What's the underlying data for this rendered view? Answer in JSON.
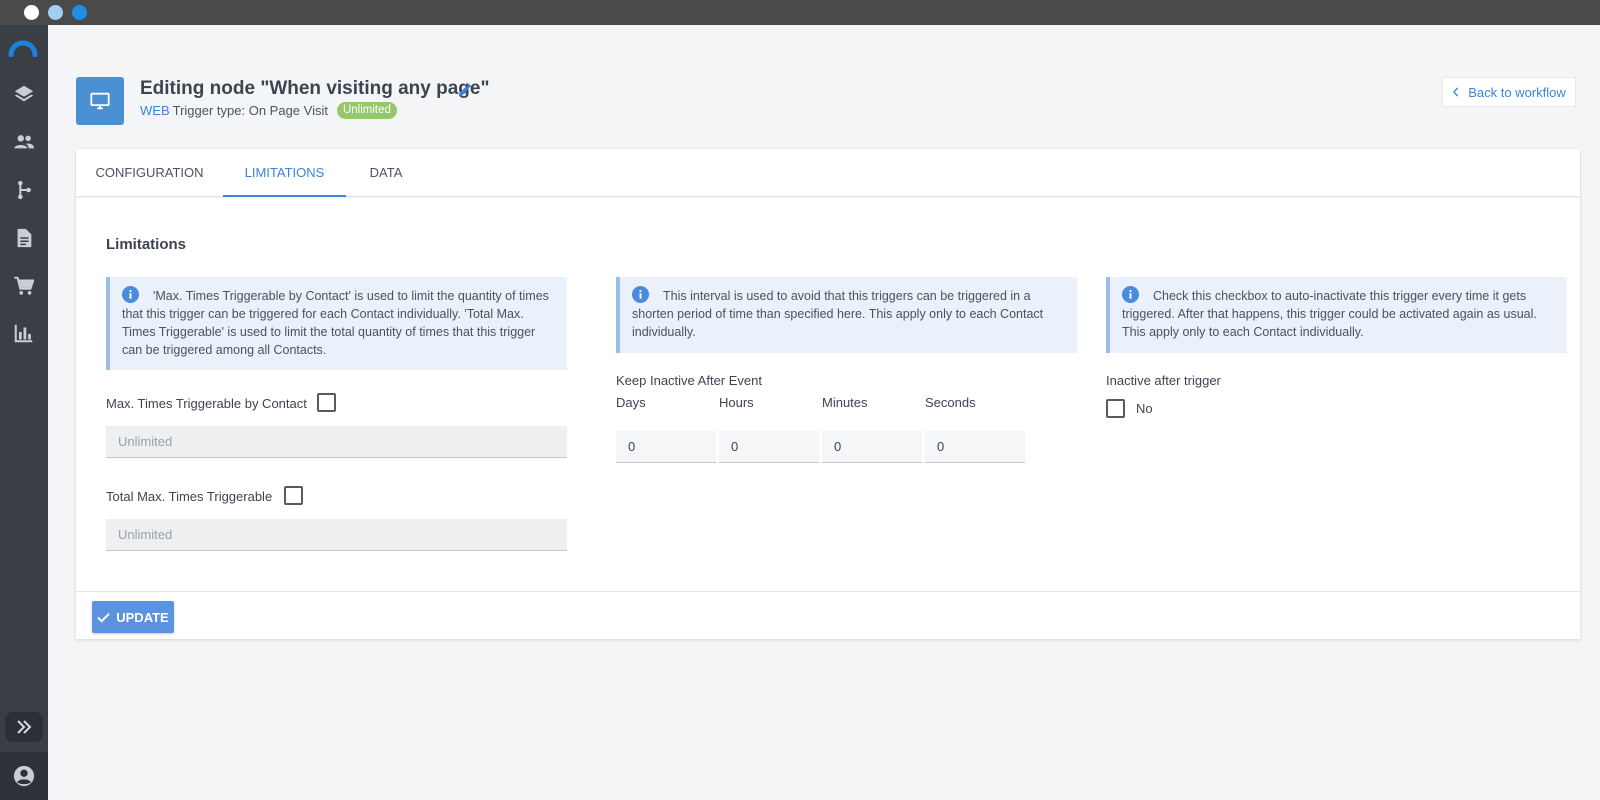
{
  "window": {
    "buttons": [
      "close",
      "minimize",
      "maximize"
    ]
  },
  "sidebar": {
    "logo": "app-logo",
    "items": [
      {
        "icon": "layers-icon"
      },
      {
        "icon": "people-icon"
      },
      {
        "icon": "workflow-icon"
      },
      {
        "icon": "document-icon"
      },
      {
        "icon": "cart-icon"
      },
      {
        "icon": "chart-icon"
      }
    ],
    "expand_icon": "double-chevron-right-icon",
    "user_icon": "account-icon"
  },
  "header": {
    "title": "Editing node \"When visiting any page\"",
    "channel": "WEB",
    "trigger_type": "Trigger type: On Page Visit",
    "badge": "Unlimited",
    "back_label": "Back to workflow"
  },
  "tabs": [
    {
      "label": "CONFIGURATION",
      "active": false
    },
    {
      "label": "LIMITATIONS",
      "active": true
    },
    {
      "label": "DATA",
      "active": false
    }
  ],
  "limitations": {
    "title": "Limitations",
    "info_1": "'Max. Times Triggerable by Contact' is used to limit the quantity of times that this trigger can be triggered for each Contact individually. 'Total Max. Times Triggerable' is used to limit the total quantity of times that this trigger can be triggered among all Contacts.",
    "info_2": "This interval is used to avoid that this triggers can be triggered in a shorten period of time than specified here. This apply only to each Contact individually.",
    "info_3": "Check this checkbox to auto-inactivate this trigger every time it gets triggered. After that happens, this trigger could be activated again as usual. This apply only to each Contact individually.",
    "max_by_contact_label": "Max. Times Triggerable by Contact",
    "max_by_contact_placeholder": "Unlimited",
    "total_max_label": "Total Max. Times Triggerable",
    "total_max_placeholder": "Unlimited",
    "keep_inactive_label": "Keep Inactive After Event",
    "days_label": "Days",
    "days_value": "0",
    "hours_label": "Hours",
    "hours_value": "0",
    "minutes_label": "Minutes",
    "minutes_value": "0",
    "seconds_label": "Seconds",
    "seconds_value": "0",
    "inactive_after_label": "Inactive after trigger",
    "inactive_after_value": "No"
  },
  "footer": {
    "update_label": "UPDATE"
  },
  "colors": {
    "accent": "#3d84d8",
    "badge_green": "#95c86a",
    "sidebar": "#3a3f46",
    "info_bg": "#eaf1fb"
  }
}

Objective: Restate the data above word for word. Do not include the images.

Solution to this exercise:
What's the underlying data for this rendered view? Answer in JSON.
{
  "window": {
    "buttons": [
      "close",
      "minimize",
      "maximize"
    ]
  },
  "sidebar": {
    "logo": "app-logo",
    "items": [
      {
        "icon": "layers-icon"
      },
      {
        "icon": "people-icon"
      },
      {
        "icon": "workflow-icon"
      },
      {
        "icon": "document-icon"
      },
      {
        "icon": "cart-icon"
      },
      {
        "icon": "chart-icon"
      }
    ],
    "expand_icon": "double-chevron-right-icon",
    "user_icon": "account-icon"
  },
  "header": {
    "title": "Editing node \"When visiting any page\"",
    "channel": "WEB",
    "trigger_type": "Trigger type: On Page Visit",
    "badge": "Unlimited",
    "back_label": "Back to workflow"
  },
  "tabs": [
    {
      "label": "CONFIGURATION",
      "active": false
    },
    {
      "label": "LIMITATIONS",
      "active": true
    },
    {
      "label": "DATA",
      "active": false
    }
  ],
  "limitations": {
    "title": "Limitations",
    "info_1": "'Max. Times Triggerable by Contact' is used to limit the quantity of times that this trigger can be triggered for each Contact individually. 'Total Max. Times Triggerable' is used to limit the total quantity of times that this trigger can be triggered among all Contacts.",
    "info_2": "This interval is used to avoid that this triggers can be triggered in a shorten period of time than specified here. This apply only to each Contact individually.",
    "info_3": "Check this checkbox to auto-inactivate this trigger every time it gets triggered. After that happens, this trigger could be activated again as usual. This apply only to each Contact individually.",
    "max_by_contact_label": "Max. Times Triggerable by Contact",
    "max_by_contact_placeholder": "Unlimited",
    "total_max_label": "Total Max. Times Triggerable",
    "total_max_placeholder": "Unlimited",
    "keep_inactive_label": "Keep Inactive After Event",
    "days_label": "Days",
    "days_value": "0",
    "hours_label": "Hours",
    "hours_value": "0",
    "minutes_label": "Minutes",
    "minutes_value": "0",
    "seconds_label": "Seconds",
    "seconds_value": "0",
    "inactive_after_label": "Inactive after trigger",
    "inactive_after_value": "No"
  },
  "footer": {
    "update_label": "UPDATE"
  },
  "colors": {
    "accent": "#3d84d8",
    "badge_green": "#95c86a",
    "sidebar": "#3a3f46",
    "info_bg": "#eaf1fb"
  }
}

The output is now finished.